→ **TASK TO CARRY OUT**
Continue the notebook on NLTK corpus readers below, starting immediately after its last line.
━━━ SELECTED TEXT
# Imports

In [1]:
import os
import codecs
import sqlite3
import pathlib

# Constants

In [2]:
PROJECT_DIR = pathlib.Path('~/project').expanduser()
DATA_DIR = PROJECT_DIR / 'data'

# What Is a Corpus?

## Domain-Specific Corpora

## The Baleen Ingestion Engine

# Corpus Data Management

## Corpus Disk Structure

### The Baleen disk structure

# Corpus Readers

## Streaming Data Access with NLTK

In [3]:
from nltk.corpus.reader.plaintext import CategorizedPlaintextCorpusReader

CORPUS_ROOT = DATA_DIR / 'galactic'
DOC_PATTERN = r'(?!\.)[\w_\s]+/[\w\s\d\-]+\.txt'
CAT_PATTERN = r'([\w_\s]+)/.*'

corpus = CategorizedPlaintextCorpusReader(
    root=CORPUS_ROOT.as_posix(),
    fileids=DOC_PATTERN,
    cat_pattern=CAT_PATTERN
)

In [4]:
print(corpus.readme())

# Galactic Classifier

Can you spot the difference in language between Star Wars and Star Trek?

Scripts obtained from:

- http://www.imsdb.com/alphabetical/S
- http://www.chakoteya.net/StarTrek/9.htm



In [5]:
print(corpus.license())

Copyright (c) by Lucas Arts and Paramount Pictures.



In [6]:
print(corpus.citation())

@misc{ddl_galactic_2016,
  title = {Galactic {{Corpus}}},
  timestamp = {2016-04-19T17:16:23Z},
  publisher = {{District Data Labs}},
  author = {Voorhees, Will and Bengfort, Benjamin},
  month = apr,
  year = {2016}
}



In [7]:
corpus.categories()

['Star Trek', 'Star Wars']

In [8]:
corpus.fileids()

['Star Trek/Star Trek - Balance of Terror.txt',
 'Star Trek/Star Trek - First Contact.txt',
 'Star Trek/Star Trek - Generations.txt',
 'Star Trek/Star Trek - Nemesis.txt',
 'Star Trek/Star Trek - The Motion Picture.txt',
 'Star Trek/Star Trek 2 - The Wrath of Khan.txt',
 'Star Wars/Star Wars Episode 1.txt',
 'Star Wars/Star Wars Episode 2.txt',
 'Star Wars/Star Wars Episode 3.txt',
 'Star Wars/Star Wars Episode 4.txt',
 'Star Wars/Star Wars Episode 5.txt',
 'Star Wars/Star Wars Episode 6.txt',
 'Star Wars/Star Wars Episode 7.txt']

## Reading an HTML Corpus

In [9]:
from nltk.corpus.reader.api import CorpusReader
from nltk.corpus.reader.api import CategorizedCorpusReader

CAT_PATTERN = r'([a-z_\s]+)/.*'
DOC_PATTERN = r'(?!\.)[a-z_\s]+/[a-f0-9]+\.json'
TAGS = ['h1', 'h2', 'h3', 'h4', 'h5', 'h6', 'p', 'li']

class HTMLCorpusReader(CategorizedCorpusReader, CorpusReader):
    """
    A corpus reader for raw HTML documents to enable preprocessing.
    """

    def __init__(self, root, fileids=DOC_PATTERN, encoding='utf8',
                 tags=TAGS, **kwargs):
        """
━━━━━━
━━━ DATA SECTION
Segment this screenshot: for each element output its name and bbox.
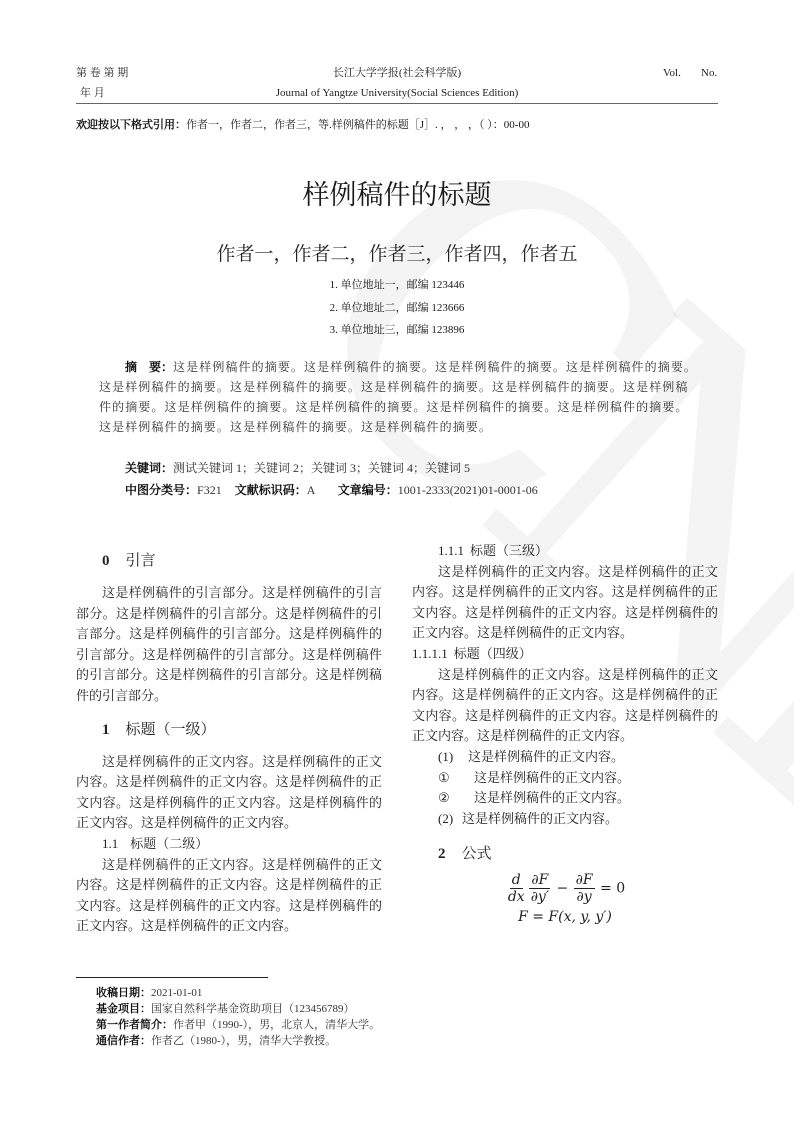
━━━━━━
→ **THE OUTPUT**
        Initialize the corpus reader.  Categorization arguments
        (``cat_pattern``, ``cat_map``, and ``cat_file``) are passed to
        the ``CategorizedCorpusReader`` constructor.  The remaining
        arguments are passed to the ``CorpusReader`` constructor.
        """
        # Add the default category pattern if not passed into the class.
        if not any(key.startswith('cat_') for key in kwargs.keys()):
            kwargs['cat_pattern'] = CAT_PATTERN

        # Initialize the NLTK corpus reader objects
        CategorizedCorpusReader.__init__(self, kwargs)
        CorpusReader.__init__(self, root, fileids, encoding)

        # Save the tags that we specifically want to extract.
        self.tags = tags

    def resolve(self, fileids, categories):
        """
        Returns a list of fileids or categories depending on what is passed
        to each internal corpus reader function. Implemented similarly to
        the NLTK ``CategorizedPlaintextCorpusReader``.
        """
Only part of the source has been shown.